◆ CONSEGNE ◆
**1.** Per favore, riscrivi dal brano il tratto che va da "Preparate le strisce" fino a "lama del coltello.".
**2.** Nel brano, per quanti minuti vanno cotte le strisce di cotenna una volta portate a bollore?

◆ BRANO ◆
···

Ingredienti per 4 persone
300 gr di lenticchie mignon di Colfiorito oppure la stessa quantità di lenticchie grandi
12 strisce di cotenne di maiale lunghe 20 cm e larghe 4 o 5 cm
100 gr di salsiccia di maiale freschissima
1 cipolla piccola
1 costa di sedano verde
1 carota piccola
1 bicchiere da acqua di passata di pomodoro
½ litro di brodo vegetale fatto anche con i dadi
2 spicchi d’aglio bianco di Piacenza oppure rosso di Nubia
1 cucchiaio di salvia fresca tritata
1 cucchiaio di aghi di rosmarino fresco tritati
1 cucchiaio di foglioline di timo fresco tritate
2 foglie di alloro
50 gr di mollica di pane
50 cl latte
2 cucchiai di olio evo
sale, pepe secondo il proprio gusto
In una piccola zuppiera mettete ad ammollare la mollica di pane nel latte.
Preparate le strisce di cotenna: mettetele in una pentola con le due foglie di alloro e copritele in modo che il livello dell’acqua sia di tre dita sopra le cotenne. Portate a bollore, coperte, a fuoco medio e cuocetele per 30 minuti. Scolatele, eliminate l’alloro, mettetele su un asse di legno e raschiatele contro pelo con la lama del coltello.

···

◆ RIGHE DI DATI ◆
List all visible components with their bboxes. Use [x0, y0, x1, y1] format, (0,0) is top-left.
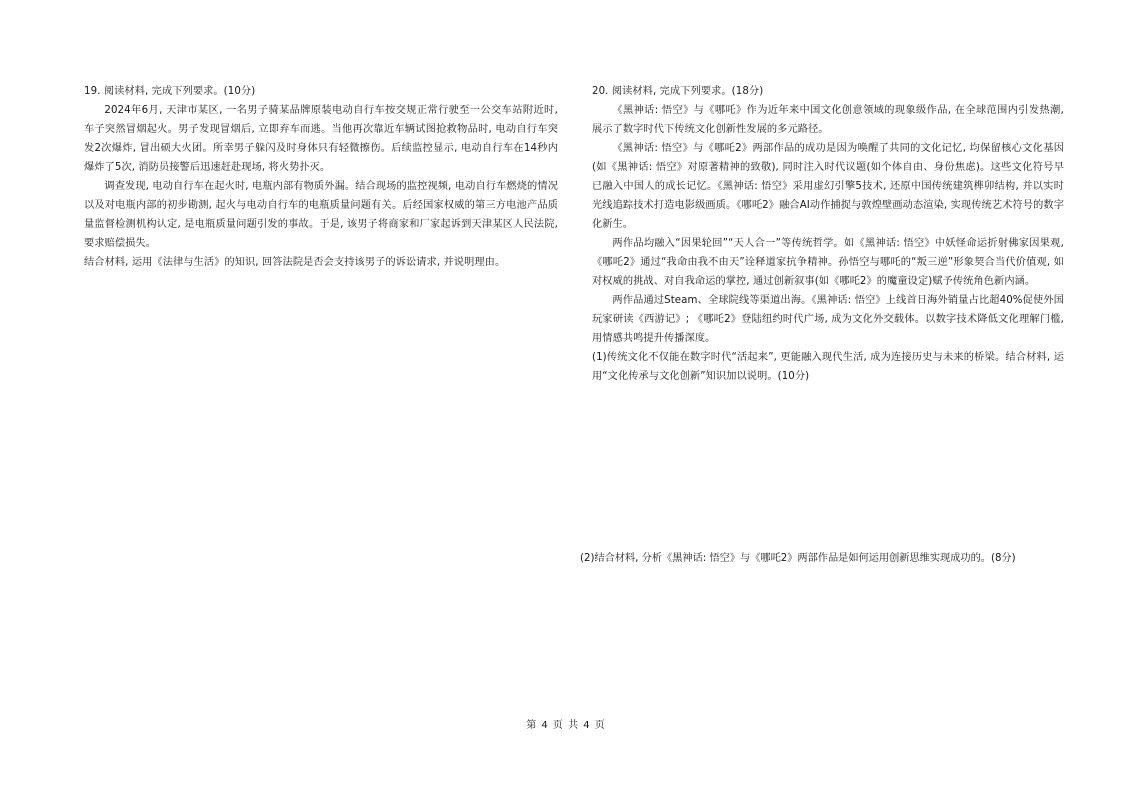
question-20-subquestion-2: (2)结合材料, 分析《黑神话: 悟空》与《哪吒2》两部作品是如何运用创新思维实现成功的。(8分) — [580, 553, 1016, 564]
question-19-material-paragraph-1: 2024年6月, 天津市某区, 一名男子骑某品牌原装电动自行车按交规正常行驶至一公交车站附近时, 车子突然冒烟起火。男子发现冒烟后, 立即弃车而逃。当他再次靠近车辆试图抢救物品时, 电动自行车突发2次爆炸, 冒出硕大火团。所幸男子躲闪及时身体只有轻微擦伤。后续监控显示, 电动自行车在14秒内爆炸了5次, 消防员接警后迅速赶赴现场, 将火势扑灭。 — [84, 105, 558, 173]
question-20-subquestion-1: (1)传统文化不仅能在数字时代“活起来”, 更能融入现代生活, 成为连接历史与未来的桥梁。结合材料, 运用“文化传承与文化创新”知识加以说明。(10分) — [592, 352, 1064, 382]
question-19 — [84, 82, 558, 272]
question-20 — [592, 82, 1064, 386]
question-20-material-paragraph-3: 两作品均融入“因果轮回”“天人合一”等传统哲学。如《黑神话: 悟空》中妖怪命运折射佛家因果观, 《哪吒2》通过“我命由我不由天”诠释道家抗争精神。孙悟空与哪吒的“叛三逆”形象契合当代价值观, 如对权威的挑战、对自我命运的掌控, 通过创新叙事(如《哪吒2》的魔童设定)赋予传统角色新内涵。 — [592, 238, 1064, 287]
question-20-material-paragraph-1: 《黑神话: 悟空》与《哪吒》作为近年来中国文化创意领域的现象级作品, 在全球范围内引发热潮, 展示了数字时代下传统文化创新性发展的多元路径。 — [592, 105, 1064, 135]
question-19-material-paragraph-2: 调查发现, 电动自行车在起火时, 电瓶内部有物质外漏。结合现场的监控视频, 电动自行车燃烧的情况以及对电瓶内部的初步勘测, 起火与电动自行车的电瓶质量问题有关。后经国家权威的第三方电池产品质量监督检测机构认定, 是电瓶质量问题引发的事故。于是, 该男子将商家和厂家起诉到天津某区人民法院, 要求赔偿损失。 — [84, 181, 558, 249]
question-20-material-paragraph-2: 《黑神话: 悟空》与《哪吒2》两部作品的成功是因为唤醒了共同的文化记忆, 均保留核心文化基因(如《黑神话: 悟空》对原著精神的致敬), 同时注入时代议题(如个体自由、身份焦虑)。这些文化符号早已融入中国人的成长记忆。《黑神话: 悟空》采用虚幻引擎5技术, 还原中国传统建筑榫卯结构, 并以实时光线追踪技术打造电影级画质。《哪吒2》融合AI动作捕捉与敦煌壁画动态渲染, 实现传统艺术符号的数字化新生。 — [592, 143, 1064, 230]
page-number: 第 4 页 共 4 页 — [526, 720, 606, 731]
question-20-material-paragraph-4: 两作品通过Steam、全球院线等渠道出海。《黑神话: 悟空》上线首日海外销量占比超40%促使外国玩家研读《西游记》; 《哪吒2》登陆纽约时代广场, 成为文化外交载体。以数字技术降低文化理解门槛, 用情感共鸣提升传播深度。 — [592, 295, 1064, 344]
question-19-title: 19. 阅读材料, 完成下列要求。(10分) — [84, 86, 256, 97]
question-19-prompt: 结合材料, 运用《法律与生活》的知识, 回答法院是否会支持该男子的诉讼请求, 并说明理由。 — [84, 257, 506, 268]
question-20-title: 20. 阅读材料, 完成下列要求。(18分) — [592, 86, 764, 97]
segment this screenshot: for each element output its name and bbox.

···

◆ SOLUZIONI ◆
**1.**
Preparate le strisce di cotenna: mettetele in una pentola con le due foglie di alloro e copritele in modo che il livello dell’acqua sia di tre dita sopra le cotenne. Portate a bollore, coperte, a fuoco medio e cuocetele per 30 minuti. Scolatele, eliminate l’alloro, mettetele su un asse di legno e raschiatele contro pelo con la lama del coltello.

**2.** Per 30 minuti.